:: Task requirements ::
Turn all of the material below into a numbered list, one line per item, with blank lines skipped and the pictures left out.

:: Excerpted data ::
►
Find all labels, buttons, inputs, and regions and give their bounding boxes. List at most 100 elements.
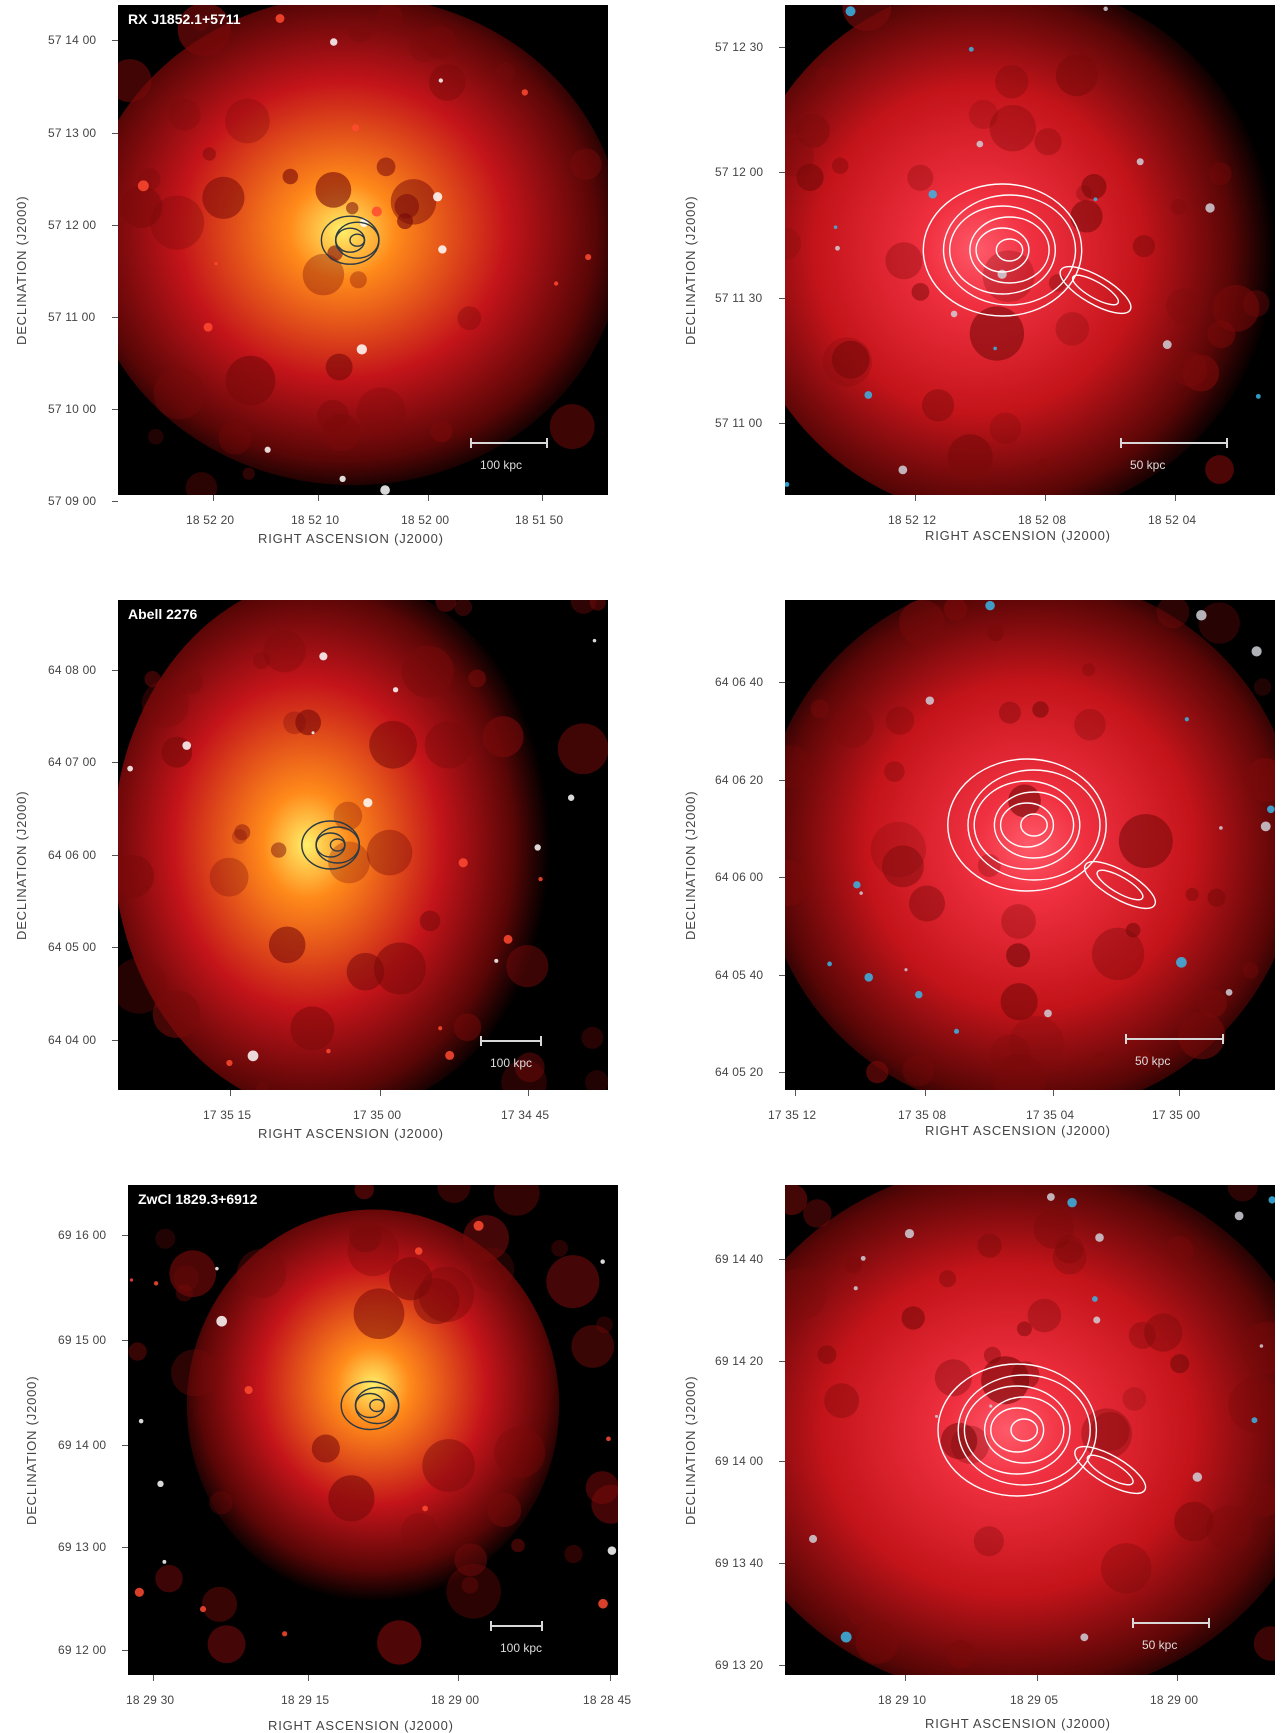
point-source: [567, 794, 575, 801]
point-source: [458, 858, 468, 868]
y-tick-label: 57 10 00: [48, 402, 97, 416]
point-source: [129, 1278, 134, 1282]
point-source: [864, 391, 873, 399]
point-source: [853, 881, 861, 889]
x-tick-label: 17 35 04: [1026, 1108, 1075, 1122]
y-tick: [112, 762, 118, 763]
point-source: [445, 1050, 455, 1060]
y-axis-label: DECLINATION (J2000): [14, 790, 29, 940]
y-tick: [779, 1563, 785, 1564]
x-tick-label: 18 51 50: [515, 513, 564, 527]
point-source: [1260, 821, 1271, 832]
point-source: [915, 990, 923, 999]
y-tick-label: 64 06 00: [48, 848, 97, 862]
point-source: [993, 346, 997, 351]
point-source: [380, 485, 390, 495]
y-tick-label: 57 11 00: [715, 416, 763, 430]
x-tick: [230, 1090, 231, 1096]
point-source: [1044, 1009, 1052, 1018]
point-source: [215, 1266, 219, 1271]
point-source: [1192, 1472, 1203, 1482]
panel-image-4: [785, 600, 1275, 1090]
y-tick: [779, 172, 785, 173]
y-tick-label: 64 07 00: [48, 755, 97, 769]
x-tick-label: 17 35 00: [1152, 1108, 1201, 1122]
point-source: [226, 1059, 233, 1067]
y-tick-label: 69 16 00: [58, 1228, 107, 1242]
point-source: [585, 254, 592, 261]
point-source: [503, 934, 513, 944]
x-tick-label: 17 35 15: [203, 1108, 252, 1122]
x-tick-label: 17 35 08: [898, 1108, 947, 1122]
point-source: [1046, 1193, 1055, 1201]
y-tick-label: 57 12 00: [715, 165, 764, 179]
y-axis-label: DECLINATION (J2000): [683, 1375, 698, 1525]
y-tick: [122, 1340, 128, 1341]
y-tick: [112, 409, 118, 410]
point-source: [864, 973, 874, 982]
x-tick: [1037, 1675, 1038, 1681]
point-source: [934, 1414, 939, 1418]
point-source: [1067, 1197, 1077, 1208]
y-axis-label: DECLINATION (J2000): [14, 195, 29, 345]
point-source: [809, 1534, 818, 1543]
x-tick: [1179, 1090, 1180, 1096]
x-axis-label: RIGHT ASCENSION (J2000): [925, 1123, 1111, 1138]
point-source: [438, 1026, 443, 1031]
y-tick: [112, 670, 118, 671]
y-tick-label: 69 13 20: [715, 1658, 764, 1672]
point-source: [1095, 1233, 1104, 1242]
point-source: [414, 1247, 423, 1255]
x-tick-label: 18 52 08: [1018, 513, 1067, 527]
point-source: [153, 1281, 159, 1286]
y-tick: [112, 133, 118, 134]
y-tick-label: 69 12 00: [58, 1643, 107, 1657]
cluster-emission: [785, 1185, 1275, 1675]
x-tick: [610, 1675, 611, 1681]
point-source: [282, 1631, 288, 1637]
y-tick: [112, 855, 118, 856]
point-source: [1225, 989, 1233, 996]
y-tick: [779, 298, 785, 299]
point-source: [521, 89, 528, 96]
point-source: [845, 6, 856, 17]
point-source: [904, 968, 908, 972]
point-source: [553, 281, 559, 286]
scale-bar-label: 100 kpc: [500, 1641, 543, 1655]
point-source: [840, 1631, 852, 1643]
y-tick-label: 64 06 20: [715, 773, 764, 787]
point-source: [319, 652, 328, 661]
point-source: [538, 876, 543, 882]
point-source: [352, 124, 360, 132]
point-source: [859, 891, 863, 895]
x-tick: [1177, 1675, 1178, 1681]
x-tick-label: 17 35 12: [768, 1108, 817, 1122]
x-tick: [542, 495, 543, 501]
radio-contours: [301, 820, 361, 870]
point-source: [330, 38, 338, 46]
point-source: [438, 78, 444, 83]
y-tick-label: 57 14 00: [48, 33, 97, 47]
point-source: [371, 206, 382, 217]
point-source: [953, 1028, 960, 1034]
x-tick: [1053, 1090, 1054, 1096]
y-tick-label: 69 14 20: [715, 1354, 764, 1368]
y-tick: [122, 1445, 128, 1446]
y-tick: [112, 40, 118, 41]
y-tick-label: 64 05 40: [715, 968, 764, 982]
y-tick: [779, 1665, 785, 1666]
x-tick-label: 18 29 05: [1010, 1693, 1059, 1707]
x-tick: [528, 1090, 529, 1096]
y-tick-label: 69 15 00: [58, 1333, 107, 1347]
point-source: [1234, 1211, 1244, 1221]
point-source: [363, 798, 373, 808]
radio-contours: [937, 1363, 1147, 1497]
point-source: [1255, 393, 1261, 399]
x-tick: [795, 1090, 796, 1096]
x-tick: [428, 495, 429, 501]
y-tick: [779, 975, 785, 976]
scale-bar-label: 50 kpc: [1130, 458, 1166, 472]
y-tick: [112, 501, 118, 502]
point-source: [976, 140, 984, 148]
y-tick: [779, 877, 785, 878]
◄
:: Reply to the exercise ::
1. Find all labels, buttons, inputs, and regions and give their bounding boxes. List at most 100 elements.
2. point-source: [567, 794, 575, 801]
3. point-source: [458, 858, 468, 868]
4. y-tick-label: 57 10 00: [48, 402, 97, 416]
5. point-source: [129, 1278, 134, 1282]
6. point-source: [864, 391, 873, 399]
7. point-source: [853, 881, 861, 889]
8. x-tick-label: 17 35 04: [1026, 1108, 1075, 1122]
9. y-tick: [112, 762, 118, 763]
10. point-source: [445, 1050, 455, 1060]
11. y-axis-label: DECLINATION (J2000): [14, 790, 29, 940]
12. y-tick: [779, 1563, 785, 1564]
13. x-tick-label: 18 51 50: [515, 513, 564, 527]
14. point-source: [1260, 821, 1271, 832]
15. point-source: [915, 990, 923, 999]
16. y-tick-label: 64 06 00: [48, 848, 97, 862]
17. point-source: [993, 346, 997, 351]
18. point-source: [380, 485, 390, 495]
19. y-tick-label: 57 11 00: [715, 416, 763, 430]
20. x-tick: [230, 1090, 231, 1096]
21. point-source: [1044, 1009, 1052, 1018]
22. point-source: [215, 1266, 219, 1271]
23. point-source: [1192, 1472, 1203, 1482]
24. panel-image-4: [785, 600, 1275, 1090]
25. y-tick: [779, 172, 785, 173]
26. y-tick-label: 64 07 00: [48, 755, 97, 769]
27. x-tick-label: 17 35 00: [1152, 1108, 1201, 1122]
28. point-source: [226, 1059, 233, 1067]
29. y-tick-label: 69 16 00: [58, 1228, 107, 1242]
30. point-source: [585, 254, 592, 261]
31. point-source: [503, 934, 513, 944]
32. x-tick-label: 17 35 15: [203, 1108, 252, 1122]
33. x-tick-label: 17 35 08: [898, 1108, 947, 1122]
34. point-source: [1046, 1193, 1055, 1201]
35. y-tick-label: 57 12 00: [715, 165, 764, 179]
36. y-axis-label: DECLINATION (J2000): [683, 1375, 698, 1525]
37. y-tick: [122, 1340, 128, 1341]
38. y-tick: [112, 409, 118, 410]
39. point-source: [864, 973, 874, 982]
40. x-tick: [1037, 1675, 1038, 1681]
41. point-source: [934, 1414, 939, 1418]
42. point-source: [1067, 1197, 1077, 1208]
43. y-axis-label: DECLINATION (J2000): [14, 195, 29, 345]
44. point-source: [809, 1534, 818, 1543]
45. x-tick: [1179, 1090, 1180, 1096]
46. x-axis-label: RIGHT ASCENSION (J2000): [925, 1123, 1111, 1138]
47. point-source: [438, 1026, 443, 1031]
48. y-tick: [112, 670, 118, 671]
49. y-tick-label: 69 13 20: [715, 1658, 764, 1672]
50. point-source: [1095, 1233, 1104, 1242]
51. point-source: [414, 1247, 423, 1255]
52. x-tick-label: 18 52 08: [1018, 513, 1067, 527]
53. point-source: [153, 1281, 159, 1286]
54. y-tick: [112, 133, 118, 134]
55. y-tick-label: 69 12 00: [58, 1643, 107, 1657]
56. cluster-emission: [785, 1185, 1275, 1675]
57. x-tick: [610, 1675, 611, 1681]
58. point-source: [282, 1631, 288, 1637]
59. y-tick: [112, 855, 118, 856]
60. point-source: [1225, 989, 1233, 996]
61. y-tick: [779, 298, 785, 299]
62. point-source: [521, 89, 528, 96]
63. point-source: [845, 6, 856, 17]
64. point-source: [904, 968, 908, 972]
65. point-source: [553, 281, 559, 286]
66. scale-bar-label: 100 kpc: [500, 1641, 543, 1655]
67. point-source: [840, 1631, 852, 1643]
68. y-tick-label: 64 06 20: [715, 773, 764, 787]
69. point-source: [319, 652, 328, 661]
70. point-source: [538, 876, 543, 882]
71. point-source: [352, 124, 360, 132]
72. point-source: [859, 891, 863, 895]
73. x-tick: [1177, 1675, 1178, 1681]
74. x-tick-label: 17 35 12: [768, 1108, 817, 1122]
75. x-tick: [542, 495, 543, 501]
76. radio-contours: [301, 820, 361, 870]
77. point-source: [330, 38, 338, 46]
78. point-source: [438, 78, 444, 83]
79. y-tick-label: 57 14 00: [48, 33, 97, 47]
80. point-source: [371, 206, 382, 217]
81. point-source: [953, 1028, 960, 1034]
82. x-tick: [1053, 1090, 1054, 1096]
83. y-tick-label: 69 14 20: [715, 1354, 764, 1368]
84. y-tick: [122, 1445, 128, 1446]
85. y-tick: [112, 40, 118, 41]
86. y-tick-label: 64 05 40: [715, 968, 764, 982]
87. y-tick: [779, 1665, 785, 1666]
88. x-tick-label: 18 29 05: [1010, 1693, 1059, 1707]
89. x-tick: [528, 1090, 529, 1096]
90. y-tick-label: 69 15 00: [58, 1333, 107, 1347]
91. point-source: [1234, 1211, 1244, 1221]
92. point-source: [363, 798, 373, 808]
93. radio-contours: [937, 1363, 1147, 1497]
94. point-source: [1255, 393, 1261, 399]
95. x-tick: [795, 1090, 796, 1096]
96. x-tick: [428, 495, 429, 501]
97. y-tick: [779, 975, 785, 976]
98. scale-bar-label: 50 kpc: [1130, 458, 1166, 472]
99. y-tick: [112, 501, 118, 502]
100. point-source: [976, 140, 984, 148]
101. y-tick: [779, 877, 785, 878]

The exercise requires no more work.